[Stored data entries]

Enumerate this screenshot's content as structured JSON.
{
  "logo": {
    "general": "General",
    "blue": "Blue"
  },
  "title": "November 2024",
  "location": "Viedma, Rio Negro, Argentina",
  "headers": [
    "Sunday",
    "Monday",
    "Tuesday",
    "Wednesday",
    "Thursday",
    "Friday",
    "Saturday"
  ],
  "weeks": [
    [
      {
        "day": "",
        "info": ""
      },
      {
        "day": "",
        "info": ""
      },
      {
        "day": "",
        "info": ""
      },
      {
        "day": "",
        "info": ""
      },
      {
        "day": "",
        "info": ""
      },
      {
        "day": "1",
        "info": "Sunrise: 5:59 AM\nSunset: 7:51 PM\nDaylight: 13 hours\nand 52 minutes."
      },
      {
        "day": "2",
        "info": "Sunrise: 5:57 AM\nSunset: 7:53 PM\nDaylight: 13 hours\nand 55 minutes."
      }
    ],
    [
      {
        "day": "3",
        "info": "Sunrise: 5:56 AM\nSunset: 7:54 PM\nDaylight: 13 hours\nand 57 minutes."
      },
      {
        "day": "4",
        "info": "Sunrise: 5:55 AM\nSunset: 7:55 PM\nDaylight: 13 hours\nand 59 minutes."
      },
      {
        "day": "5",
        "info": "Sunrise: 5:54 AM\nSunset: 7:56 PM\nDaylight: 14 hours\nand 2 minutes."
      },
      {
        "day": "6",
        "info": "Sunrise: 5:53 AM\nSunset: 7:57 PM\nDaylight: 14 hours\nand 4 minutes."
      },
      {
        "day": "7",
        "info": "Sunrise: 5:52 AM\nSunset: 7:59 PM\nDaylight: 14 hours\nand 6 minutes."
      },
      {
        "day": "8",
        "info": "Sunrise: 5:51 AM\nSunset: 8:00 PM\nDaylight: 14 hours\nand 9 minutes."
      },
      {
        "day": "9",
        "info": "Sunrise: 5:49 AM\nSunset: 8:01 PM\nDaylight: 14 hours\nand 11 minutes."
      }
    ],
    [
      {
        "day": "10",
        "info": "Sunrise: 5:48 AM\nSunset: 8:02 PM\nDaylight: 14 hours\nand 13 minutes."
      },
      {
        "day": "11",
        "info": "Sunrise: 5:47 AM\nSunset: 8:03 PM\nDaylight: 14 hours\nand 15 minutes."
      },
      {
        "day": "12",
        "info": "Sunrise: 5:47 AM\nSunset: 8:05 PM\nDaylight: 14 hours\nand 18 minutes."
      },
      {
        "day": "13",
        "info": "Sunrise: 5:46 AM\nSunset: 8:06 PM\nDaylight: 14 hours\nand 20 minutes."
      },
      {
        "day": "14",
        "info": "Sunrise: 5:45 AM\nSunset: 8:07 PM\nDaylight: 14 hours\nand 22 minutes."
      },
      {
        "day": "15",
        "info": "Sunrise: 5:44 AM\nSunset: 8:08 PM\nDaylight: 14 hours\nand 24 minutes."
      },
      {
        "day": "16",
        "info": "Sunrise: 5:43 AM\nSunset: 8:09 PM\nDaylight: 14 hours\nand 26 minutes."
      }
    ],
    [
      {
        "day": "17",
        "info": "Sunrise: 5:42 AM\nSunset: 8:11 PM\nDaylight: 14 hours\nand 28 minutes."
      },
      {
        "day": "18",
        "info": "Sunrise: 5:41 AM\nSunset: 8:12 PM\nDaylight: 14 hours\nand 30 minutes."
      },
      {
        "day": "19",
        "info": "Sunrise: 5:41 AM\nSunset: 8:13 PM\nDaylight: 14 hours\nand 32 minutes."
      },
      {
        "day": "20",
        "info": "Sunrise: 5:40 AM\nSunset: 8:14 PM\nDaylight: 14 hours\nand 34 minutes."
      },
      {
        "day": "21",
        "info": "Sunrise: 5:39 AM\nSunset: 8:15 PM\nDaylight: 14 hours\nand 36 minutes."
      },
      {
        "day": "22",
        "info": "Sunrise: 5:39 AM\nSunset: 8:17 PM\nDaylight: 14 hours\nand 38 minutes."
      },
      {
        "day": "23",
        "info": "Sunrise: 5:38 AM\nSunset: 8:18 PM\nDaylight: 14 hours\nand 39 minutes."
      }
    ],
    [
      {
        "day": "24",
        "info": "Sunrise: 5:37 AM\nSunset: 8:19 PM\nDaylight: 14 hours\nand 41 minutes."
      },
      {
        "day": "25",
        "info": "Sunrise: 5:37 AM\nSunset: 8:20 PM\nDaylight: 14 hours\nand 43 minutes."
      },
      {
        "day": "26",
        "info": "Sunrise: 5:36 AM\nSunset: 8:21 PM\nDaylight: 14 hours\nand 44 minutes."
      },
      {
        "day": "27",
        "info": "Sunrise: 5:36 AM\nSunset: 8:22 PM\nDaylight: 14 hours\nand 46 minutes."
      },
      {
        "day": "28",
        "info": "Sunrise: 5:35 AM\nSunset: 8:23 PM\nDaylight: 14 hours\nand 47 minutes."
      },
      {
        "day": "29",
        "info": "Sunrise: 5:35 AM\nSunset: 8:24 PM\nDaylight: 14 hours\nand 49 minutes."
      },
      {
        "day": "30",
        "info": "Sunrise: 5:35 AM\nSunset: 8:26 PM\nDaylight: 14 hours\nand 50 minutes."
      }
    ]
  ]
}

=== Exercise ===
Print out all the entries precisely as written.

=== Final result ===
Enumerate this screenshot's content as structured JSON.
{
  "logo": {
    "general": "General",
    "blue": "Blue"
  },
  "title": "November 2024",
  "location": "Viedma, Rio Negro, Argentina",
  "headers": [
    "Sunday",
    "Monday",
    "Tuesday",
    "Wednesday",
    "Thursday",
    "Friday",
    "Saturday"
  ],
  "weeks": [
    [
      {
        "day": "",
        "info": ""
      },
      {
        "day": "",
        "info": ""
      },
      {
        "day": "",
        "info": ""
      },
      {
        "day": "",
        "info": ""
      },
      {
        "day": "",
        "info": ""
      },
      {
        "day": "1",
        "info": "Sunrise: 5:59 AM\nSunset: 7:51 PM\nDaylight: 13 hours\nand 52 minutes."
      },
      {
        "day": "2",
        "info": "Sunrise: 5:57 AM\nSunset: 7:53 PM\nDaylight: 13 hours\nand 55 minutes."
      }
    ],
    [
      {
        "day": "3",
        "info": "Sunrise: 5:56 AM\nSunset: 7:54 PM\nDaylight: 13 hours\nand 57 minutes."
      },
      {
        "day": "4",
        "info": "Sunrise: 5:55 AM\nSunset: 7:55 PM\nDaylight: 13 hours\nand 59 minutes."
      },
      {
        "day": "5",
        "info": "Sunrise: 5:54 AM\nSunset: 7:56 PM\nDaylight: 14 hours\nand 2 minutes."
      },
      {
        "day": "6",
        "info": "Sunrise: 5:53 AM\nSunset: 7:57 PM\nDaylight: 14 hours\nand 4 minutes."
      },
      {
        "day": "7",
        "info": "Sunrise: 5:52 AM\nSunset: 7:59 PM\nDaylight: 14 hours\nand 6 minutes."
      },
      {
        "day": "8",
        "info": "Sunrise: 5:51 AM\nSunset: 8:00 PM\nDaylight: 14 hours\nand 9 minutes."
      },
      {
        "day": "9",
        "info": "Sunrise: 5:49 AM\nSunset: 8:01 PM\nDaylight: 14 hours\nand 11 minutes."
      }
    ],
    [
      {
        "day": "10",
        "info": "Sunrise: 5:48 AM\nSunset: 8:02 PM\nDaylight: 14 hours\nand 13 minutes."
      },
      {
        "day": "11",
        "info": "Sunrise: 5:47 AM\nSunset: 8:03 PM\nDaylight: 14 hours\nand 15 minutes."
      },
      {
        "day": "12",
        "info": "Sunrise: 5:47 AM\nSunset: 8:05 PM\nDaylight: 14 hours\nand 18 minutes."
      },
      {
        "day": "13",
        "info": "Sunrise: 5:46 AM\nSunset: 8:06 PM\nDaylight: 14 hours\nand 20 minutes."
      },
      {
        "day": "14",
        "info": "Sunrise: 5:45 AM\nSunset: 8:07 PM\nDaylight: 14 hours\nand 22 minutes."
      },
      {
        "day": "15",
        "info": "Sunrise: 5:44 AM\nSunset: 8:08 PM\nDaylight: 14 hours\nand 24 minutes."
      },
      {
        "day": "16",
        "info": "Sunrise: 5:43 AM\nSunset: 8:09 PM\nDaylight: 14 hours\nand 26 minutes."
      }
    ],
    [
      {
        "day": "17",
        "info": "Sunrise: 5:42 AM\nSunset: 8:11 PM\nDaylight: 14 hours\nand 28 minutes."
      },
      {
        "day": "18",
        "info": "Sunrise: 5:41 AM\nSunset: 8:12 PM\nDaylight: 14 hours\nand 30 minutes."
      },
      {
        "day": "19",
        "info": "Sunrise: 5:41 AM\nSunset: 8:13 PM\nDaylight: 14 hours\nand 32 minutes."
      },
      {
        "day": "20",
        "info": "Sunrise: 5:40 AM\nSunset: 8:14 PM\nDaylight: 14 hours\nand 34 minutes."
      },
      {
        "day": "21",
        "info": "Sunrise: 5:39 AM\nSunset: 8:15 PM\nDaylight: 14 hours\nand 36 minutes."
      },
      {
        "day": "22",
        "info": "Sunrise: 5:39 AM\nSunset: 8:17 PM\nDaylight: 14 hours\nand 38 minutes."
      },
      {
        "day": "23",
        "info": "Sunrise: 5:38 AM\nSunset: 8:18 PM\nDaylight: 14 hours\nand 39 minutes."
      }
    ],
    [
      {
        "day": "24",
        "info": "Sunrise: 5:37 AM\nSunset: 8:19 PM\nDaylight: 14 hours\nand 41 minutes."
      },
      {
        "day": "25",
        "info": "Sunrise: 5:37 AM\nSunset: 8:20 PM\nDaylight: 14 hours\nand 43 minutes."
      },
      {
        "day": "26",
        "info": "Sunrise: 5:36 AM\nSunset: 8:21 PM\nDaylight: 14 hours\nand 44 minutes."
      },
      {
        "day": "27",
        "info": "Sunrise: 5:36 AM\nSunset: 8:22 PM\nDaylight: 14 hours\nand 46 minutes."
      },
      {
        "day": "28",
        "info": "Sunrise: 5:35 AM\nSunset: 8:23 PM\nDaylight: 14 hours\nand 47 minutes."
      },
      {
        "day": "29",
        "info": "Sunrise: 5:35 AM\nSunset: 8:24 PM\nDaylight: 14 hours\nand 49 minutes."
      },
      {
        "day": "30",
        "info": "Sunrise: 5:35 AM\nSunset: 8:26 PM\nDaylight: 14 hours\nand 50 minutes."
      }
    ]
  ]
}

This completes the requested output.